__Prompt__
Reproduce the records below exactly as they appear, omitting any pictures they contain.

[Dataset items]
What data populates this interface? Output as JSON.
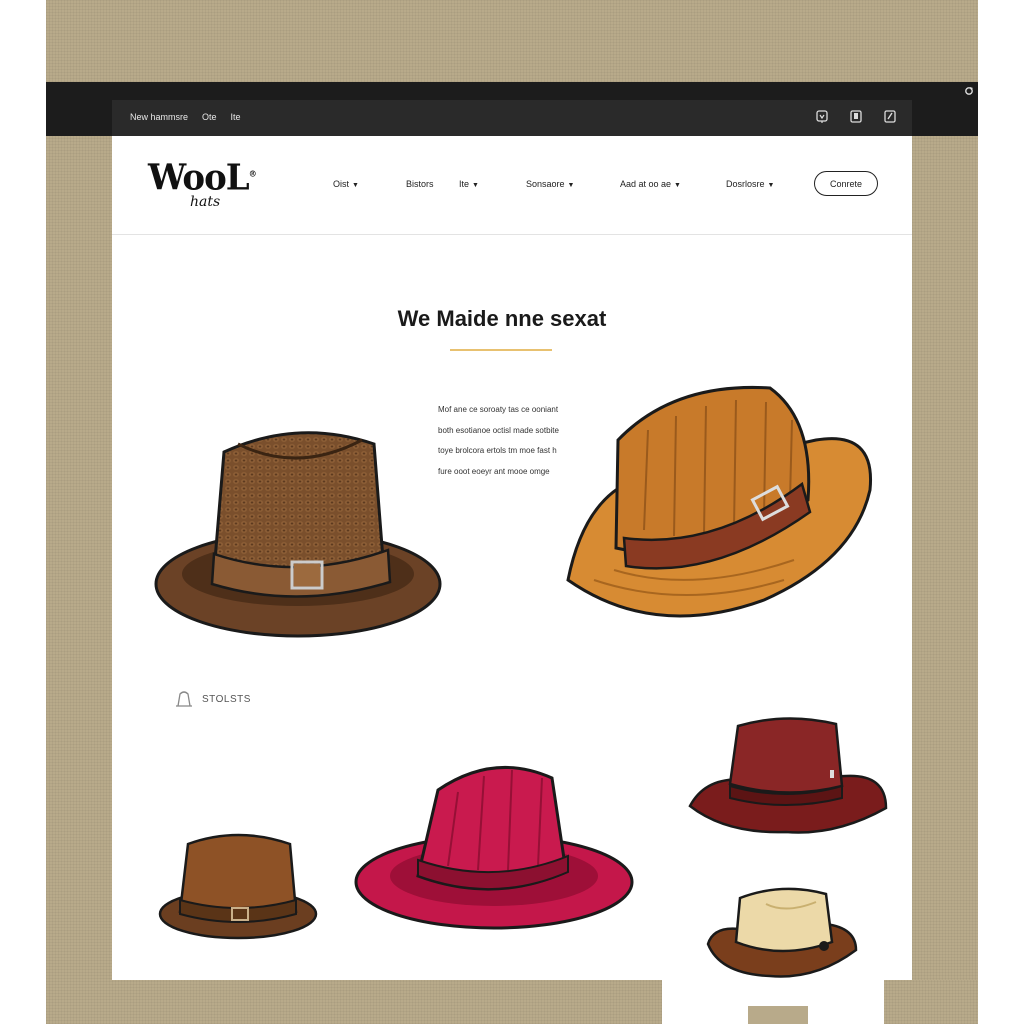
{
  "topbar": {
    "links": [
      "New hammsre",
      "Ote",
      "Ite"
    ],
    "icons": [
      "cart-icon",
      "bookmark-icon",
      "edit-icon"
    ]
  },
  "logo": {
    "main": "WooL",
    "sub": "hats"
  },
  "nav": {
    "items": [
      "Oist",
      "Bistors",
      "Ite",
      "Sonsaore",
      "Aad at oo ae",
      "Dosrlosre"
    ],
    "contact": "Conrete"
  },
  "hero": {
    "headline": "We Maide nne sexat",
    "blurb": [
      "Mof ane ce soroaty tas ce ooniant",
      "both esotianoe octisl made sotbite",
      "toye brolcora ertols tm moe fast h",
      "fure ooot eoeyr ant mooe omge"
    ]
  },
  "section": {
    "label": "STOLSTS"
  },
  "colors": {
    "accent": "#e8c170",
    "topbar": "#1c1c1c",
    "backdrop": "#b8aa8a"
  }
}
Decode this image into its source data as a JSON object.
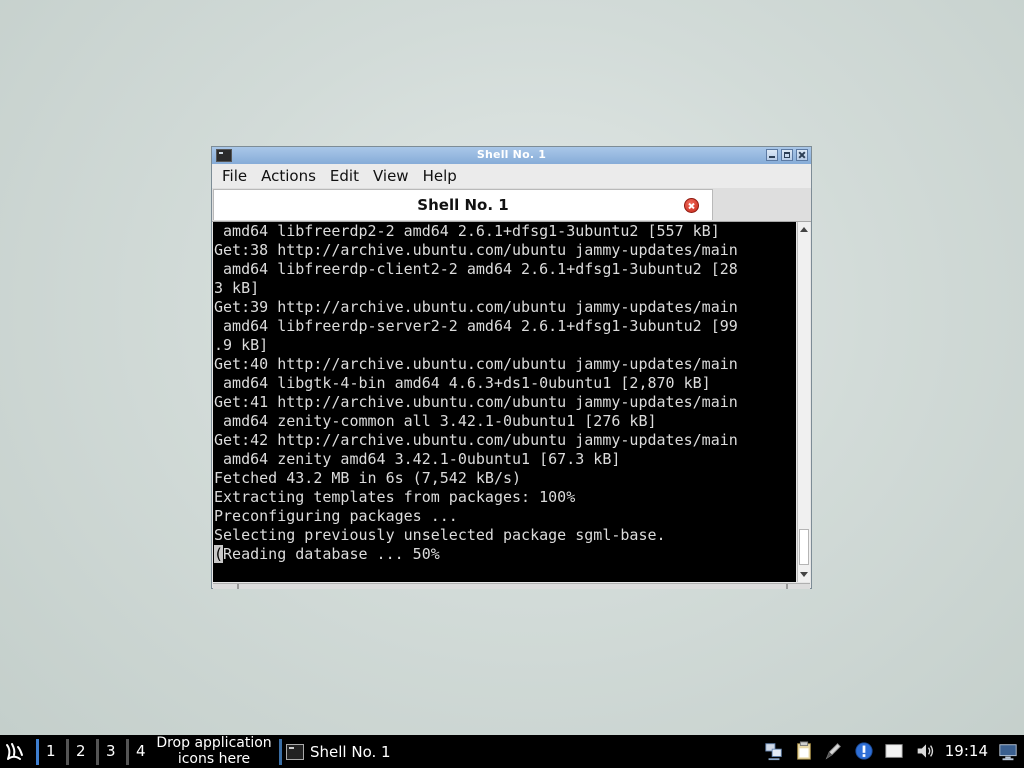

__Final result__
What data populates this interface? Output as JSON.
{
  "topbar": {
    "links": [
      "New hammsre",
      "Ote",
      "Ite"
    ],
    "icons": [
      "cart-icon",
      "bookmark-icon",
      "edit-icon"
    ]
  },
  "logo": {
    "main": "WooL",
    "sub": "hats"
  },
  "nav": {
    "items": [
      "Oist",
      "Bistors",
      "Ite",
      "Sonsaore",
      "Aad at oo ae",
      "Dosrlosre"
    ],
    "contact": "Conrete"
  },
  "hero": {
    "headline": "We Maide nne sexat",
    "blurb": [
      "Mof ane ce soroaty tas ce ooniant",
      "both esotianoe octisl made sotbite",
      "toye brolcora ertols tm moe fast h",
      "fure ooot eoeyr ant mooe omge"
    ]
  },
  "section": {
    "label": "STOLSTS"
  },
  "colors": {
    "accent": "#e8c170",
    "topbar": "#1c1c1c",
    "backdrop": "#b8aa8a"
  }
}
Decode this image into its source data as a JSON object.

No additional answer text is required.